Stored records:
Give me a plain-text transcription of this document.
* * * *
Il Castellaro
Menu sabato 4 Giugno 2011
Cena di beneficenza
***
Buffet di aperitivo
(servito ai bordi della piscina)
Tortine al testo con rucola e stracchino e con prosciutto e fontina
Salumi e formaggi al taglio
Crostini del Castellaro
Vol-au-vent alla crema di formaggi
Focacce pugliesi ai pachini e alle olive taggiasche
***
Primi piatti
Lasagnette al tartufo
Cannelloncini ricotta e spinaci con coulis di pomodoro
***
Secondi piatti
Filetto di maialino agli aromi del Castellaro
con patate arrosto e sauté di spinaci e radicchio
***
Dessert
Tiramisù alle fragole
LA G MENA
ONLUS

**Exercise:**
Type out the whole listing above again, exactly as it stands.

**Solution below:**
Give me a plain-text transcription of this document.
* * * *
Il Castellaro
Menu sabato 4 Giugno 2011
Cena di beneficenza
***
Buffet di aperitivo
(servito ai bordi della piscina)
Tortine al testo con rucola e stracchino e con prosciutto e fontina
Salumi e formaggi al taglio
Crostini del Castellaro
Vol-au-vent alla crema di formaggi
Focacce pugliesi ai pachini e alle olive taggiasche
***
Primi piatti
Lasagnette al tartufo
Cannelloncini ricotta e spinaci con coulis di pomodoro
***
Secondi piatti
Filetto di maialino agli aromi del Castellaro
con patate arrosto e sauté di spinaci e radicchio
***
Dessert
Tiramisù alle fragole
LA G MENA
ONLUS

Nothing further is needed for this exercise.